__Task description__:
Make an exact copy of the lines, leaving the pictures out.

__Excerpted data__:
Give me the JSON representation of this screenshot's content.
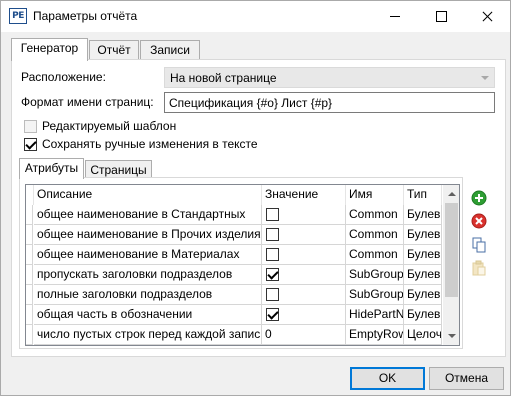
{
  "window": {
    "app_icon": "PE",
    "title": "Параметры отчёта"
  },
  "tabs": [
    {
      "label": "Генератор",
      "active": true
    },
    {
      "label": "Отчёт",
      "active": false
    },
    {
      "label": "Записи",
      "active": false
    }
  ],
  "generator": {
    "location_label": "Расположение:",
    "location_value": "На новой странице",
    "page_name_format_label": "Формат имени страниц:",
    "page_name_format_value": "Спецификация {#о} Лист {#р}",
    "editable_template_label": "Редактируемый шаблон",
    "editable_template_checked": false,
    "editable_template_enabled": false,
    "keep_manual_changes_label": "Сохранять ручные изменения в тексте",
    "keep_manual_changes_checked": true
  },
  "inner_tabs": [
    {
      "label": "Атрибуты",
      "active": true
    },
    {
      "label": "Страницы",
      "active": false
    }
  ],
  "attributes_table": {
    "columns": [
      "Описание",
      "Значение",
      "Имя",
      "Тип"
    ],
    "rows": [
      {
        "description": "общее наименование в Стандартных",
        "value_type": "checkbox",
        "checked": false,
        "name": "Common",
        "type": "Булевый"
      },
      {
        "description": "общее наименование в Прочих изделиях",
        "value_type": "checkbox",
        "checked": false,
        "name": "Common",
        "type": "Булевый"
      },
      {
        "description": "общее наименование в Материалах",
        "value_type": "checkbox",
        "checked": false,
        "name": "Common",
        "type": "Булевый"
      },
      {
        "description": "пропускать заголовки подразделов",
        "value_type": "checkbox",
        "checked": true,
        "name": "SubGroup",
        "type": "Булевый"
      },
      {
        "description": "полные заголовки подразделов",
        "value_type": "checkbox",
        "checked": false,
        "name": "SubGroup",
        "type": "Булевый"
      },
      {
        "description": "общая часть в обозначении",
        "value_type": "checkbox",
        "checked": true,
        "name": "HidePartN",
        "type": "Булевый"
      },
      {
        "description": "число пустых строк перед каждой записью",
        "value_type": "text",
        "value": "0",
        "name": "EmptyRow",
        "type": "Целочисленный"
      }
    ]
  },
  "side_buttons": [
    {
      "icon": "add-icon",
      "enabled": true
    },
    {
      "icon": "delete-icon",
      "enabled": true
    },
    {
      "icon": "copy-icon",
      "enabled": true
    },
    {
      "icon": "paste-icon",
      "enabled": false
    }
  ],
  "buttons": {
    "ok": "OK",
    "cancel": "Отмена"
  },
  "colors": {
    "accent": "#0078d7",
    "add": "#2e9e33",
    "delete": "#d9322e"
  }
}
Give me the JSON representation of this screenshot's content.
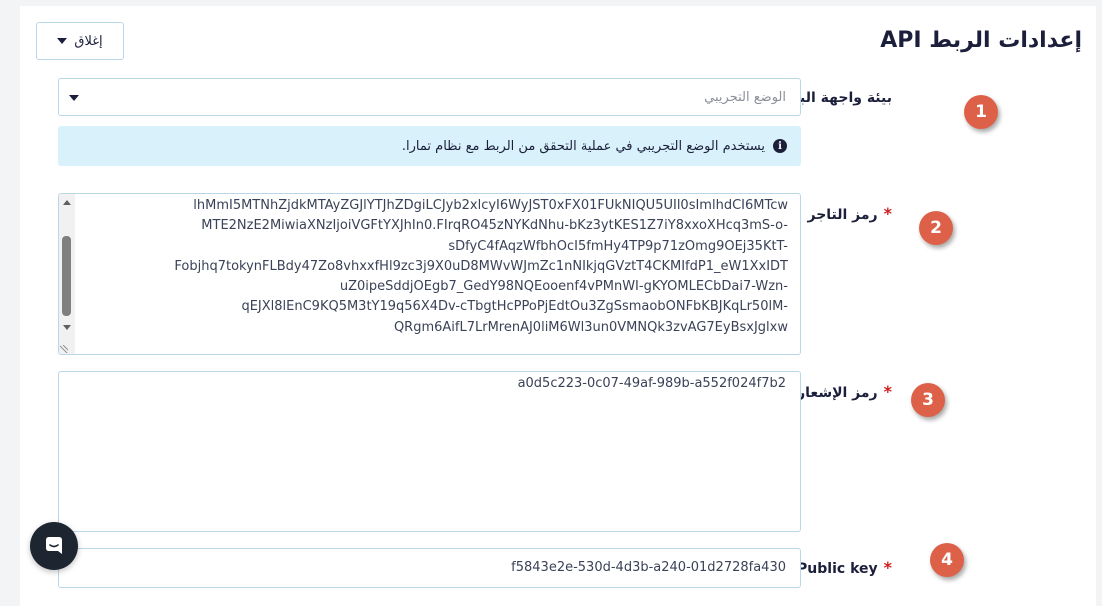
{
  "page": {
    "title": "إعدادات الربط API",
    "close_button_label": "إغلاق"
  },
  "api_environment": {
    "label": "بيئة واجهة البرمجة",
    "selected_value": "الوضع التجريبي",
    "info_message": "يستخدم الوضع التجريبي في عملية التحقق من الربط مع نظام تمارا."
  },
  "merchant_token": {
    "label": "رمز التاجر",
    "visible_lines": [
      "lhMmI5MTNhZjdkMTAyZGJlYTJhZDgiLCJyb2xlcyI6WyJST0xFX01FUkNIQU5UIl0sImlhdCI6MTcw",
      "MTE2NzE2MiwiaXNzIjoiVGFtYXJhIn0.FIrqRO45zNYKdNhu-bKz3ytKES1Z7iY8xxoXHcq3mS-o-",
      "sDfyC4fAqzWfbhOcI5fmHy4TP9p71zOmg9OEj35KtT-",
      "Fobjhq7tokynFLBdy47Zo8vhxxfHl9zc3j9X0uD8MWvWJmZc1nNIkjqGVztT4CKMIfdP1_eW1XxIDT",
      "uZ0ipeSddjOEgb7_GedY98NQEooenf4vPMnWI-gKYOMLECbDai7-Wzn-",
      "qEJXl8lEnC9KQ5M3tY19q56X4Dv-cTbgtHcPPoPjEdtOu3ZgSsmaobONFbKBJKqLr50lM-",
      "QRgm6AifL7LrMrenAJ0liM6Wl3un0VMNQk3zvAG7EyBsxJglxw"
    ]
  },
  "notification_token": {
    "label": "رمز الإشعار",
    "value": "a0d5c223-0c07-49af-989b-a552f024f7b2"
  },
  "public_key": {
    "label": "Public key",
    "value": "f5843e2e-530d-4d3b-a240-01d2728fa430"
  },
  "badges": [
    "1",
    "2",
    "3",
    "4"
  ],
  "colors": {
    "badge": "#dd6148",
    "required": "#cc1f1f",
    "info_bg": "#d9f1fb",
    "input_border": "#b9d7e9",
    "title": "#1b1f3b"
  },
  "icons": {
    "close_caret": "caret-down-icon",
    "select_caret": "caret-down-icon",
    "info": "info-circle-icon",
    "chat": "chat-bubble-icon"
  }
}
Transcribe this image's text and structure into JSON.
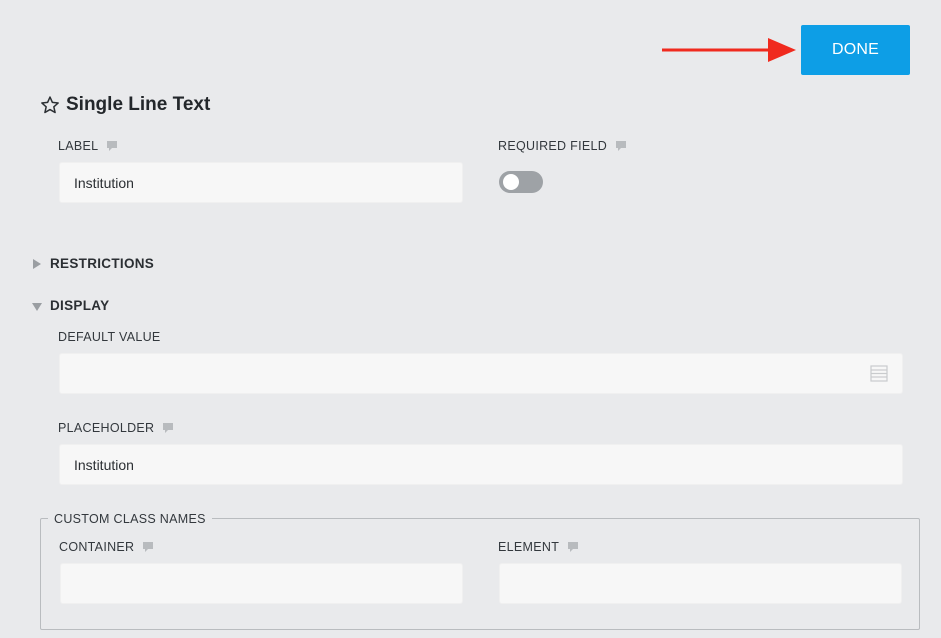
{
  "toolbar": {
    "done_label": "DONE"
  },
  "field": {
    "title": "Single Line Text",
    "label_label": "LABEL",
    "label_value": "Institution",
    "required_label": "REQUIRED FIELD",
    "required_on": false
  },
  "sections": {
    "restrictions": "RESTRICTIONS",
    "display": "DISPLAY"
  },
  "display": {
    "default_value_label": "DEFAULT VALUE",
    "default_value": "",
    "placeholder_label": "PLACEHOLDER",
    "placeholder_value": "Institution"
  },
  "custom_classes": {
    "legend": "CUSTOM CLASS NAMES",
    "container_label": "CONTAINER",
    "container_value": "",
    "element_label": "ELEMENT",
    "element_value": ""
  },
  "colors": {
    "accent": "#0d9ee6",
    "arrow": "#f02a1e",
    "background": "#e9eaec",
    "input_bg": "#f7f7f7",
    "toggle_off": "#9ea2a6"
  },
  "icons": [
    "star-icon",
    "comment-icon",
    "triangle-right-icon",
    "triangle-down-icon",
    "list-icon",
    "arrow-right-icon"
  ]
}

__Solution to this exercise__:
Give me the JSON representation of this screenshot's content.
{
  "window": {
    "app_icon": "PE",
    "title": "Параметры отчёта"
  },
  "tabs": [
    {
      "label": "Генератор",
      "active": true
    },
    {
      "label": "Отчёт",
      "active": false
    },
    {
      "label": "Записи",
      "active": false
    }
  ],
  "generator": {
    "location_label": "Расположение:",
    "location_value": "На новой странице",
    "page_name_format_label": "Формат имени страниц:",
    "page_name_format_value": "Спецификация {#о} Лист {#р}",
    "editable_template_label": "Редактируемый шаблон",
    "editable_template_checked": false,
    "editable_template_enabled": false,
    "keep_manual_changes_label": "Сохранять ручные изменения в тексте",
    "keep_manual_changes_checked": true
  },
  "inner_tabs": [
    {
      "label": "Атрибуты",
      "active": true
    },
    {
      "label": "Страницы",
      "active": false
    }
  ],
  "attributes_table": {
    "columns": [
      "Описание",
      "Значение",
      "Имя",
      "Тип"
    ],
    "rows": [
      {
        "description": "общее наименование в Стандартных",
        "value_type": "checkbox",
        "checked": false,
        "name": "Common",
        "type": "Булевый"
      },
      {
        "description": "общее наименование в Прочих изделиях",
        "value_type": "checkbox",
        "checked": false,
        "name": "Common",
        "type": "Булевый"
      },
      {
        "description": "общее наименование в Материалах",
        "value_type": "checkbox",
        "checked": false,
        "name": "Common",
        "type": "Булевый"
      },
      {
        "description": "пропускать заголовки подразделов",
        "value_type": "checkbox",
        "checked": true,
        "name": "SubGroup",
        "type": "Булевый"
      },
      {
        "description": "полные заголовки подразделов",
        "value_type": "checkbox",
        "checked": false,
        "name": "SubGroup",
        "type": "Булевый"
      },
      {
        "description": "общая часть в обозначении",
        "value_type": "checkbox",
        "checked": true,
        "name": "HidePartN",
        "type": "Булевый"
      },
      {
        "description": "число пустых строк перед каждой записью",
        "value_type": "text",
        "value": "0",
        "name": "EmptyRow",
        "type": "Целочисленный"
      }
    ]
  },
  "side_buttons": [
    {
      "icon": "add-icon",
      "enabled": true
    },
    {
      "icon": "delete-icon",
      "enabled": true
    },
    {
      "icon": "copy-icon",
      "enabled": true
    },
    {
      "icon": "paste-icon",
      "enabled": false
    }
  ],
  "buttons": {
    "ok": "OK",
    "cancel": "Отмена"
  },
  "colors": {
    "accent": "#0078d7",
    "add": "#2e9e33",
    "delete": "#d9322e"
  }
}
Give me the JSON representation of this screenshot's content.
{
  "page": {
    "title": "إعدادات الربط API",
    "close_button_label": "إغلاق"
  },
  "api_environment": {
    "label": "بيئة واجهة البرمجة",
    "selected_value": "الوضع التجريبي",
    "info_message": "يستخدم الوضع التجريبي في عملية التحقق من الربط مع نظام تمارا."
  },
  "merchant_token": {
    "label": "رمز التاجر",
    "visible_lines": [
      "lhMmI5MTNhZjdkMTAyZGJlYTJhZDgiLCJyb2xlcyI6WyJST0xFX01FUkNIQU5UIl0sImlhdCI6MTcw",
      "MTE2NzE2MiwiaXNzIjoiVGFtYXJhIn0.FIrqRO45zNYKdNhu-bKz3ytKES1Z7iY8xxoXHcq3mS-o-",
      "sDfyC4fAqzWfbhOcI5fmHy4TP9p71zOmg9OEj35KtT-",
      "Fobjhq7tokynFLBdy47Zo8vhxxfHl9zc3j9X0uD8MWvWJmZc1nNIkjqGVztT4CKMIfdP1_eW1XxIDT",
      "uZ0ipeSddjOEgb7_GedY98NQEooenf4vPMnWI-gKYOMLECbDai7-Wzn-",
      "qEJXl8lEnC9KQ5M3tY19q56X4Dv-cTbgtHcPPoPjEdtOu3ZgSsmaobONFbKBJKqLr50lM-",
      "QRgm6AifL7LrMrenAJ0liM6Wl3un0VMNQk3zvAG7EyBsxJglxw"
    ]
  },
  "notification_token": {
    "label": "رمز الإشعار",
    "value": "a0d5c223-0c07-49af-989b-a552f024f7b2"
  },
  "public_key": {
    "label": "Public key",
    "value": "f5843e2e-530d-4d3b-a240-01d2728fa430"
  },
  "badges": [
    "1",
    "2",
    "3",
    "4"
  ],
  "colors": {
    "badge": "#dd6148",
    "required": "#cc1f1f",
    "info_bg": "#d9f1fb",
    "input_border": "#b9d7e9",
    "title": "#1b1f3b"
  },
  "icons": {
    "close_caret": "caret-down-icon",
    "select_caret": "caret-down-icon",
    "info": "info-circle-icon",
    "chat": "chat-bubble-icon"
  }
}
Transcribe this image's text and structure into JSON.
{
  "toolbar": {
    "done_label": "DONE"
  },
  "field": {
    "title": "Single Line Text",
    "label_label": "LABEL",
    "label_value": "Institution",
    "required_label": "REQUIRED FIELD",
    "required_on": false
  },
  "sections": {
    "restrictions": "RESTRICTIONS",
    "display": "DISPLAY"
  },
  "display": {
    "default_value_label": "DEFAULT VALUE",
    "default_value": "",
    "placeholder_label": "PLACEHOLDER",
    "placeholder_value": "Institution"
  },
  "custom_classes": {
    "legend": "CUSTOM CLASS NAMES",
    "container_label": "CONTAINER",
    "container_value": "",
    "element_label": "ELEMENT",
    "element_value": ""
  },
  "colors": {
    "accent": "#0d9ee6",
    "arrow": "#f02a1e",
    "background": "#e9eaec",
    "input_bg": "#f7f7f7",
    "toggle_off": "#9ea2a6"
  },
  "icons": [
    "star-icon",
    "comment-icon",
    "triangle-right-icon",
    "triangle-down-icon",
    "list-icon",
    "arrow-right-icon"
  ]
}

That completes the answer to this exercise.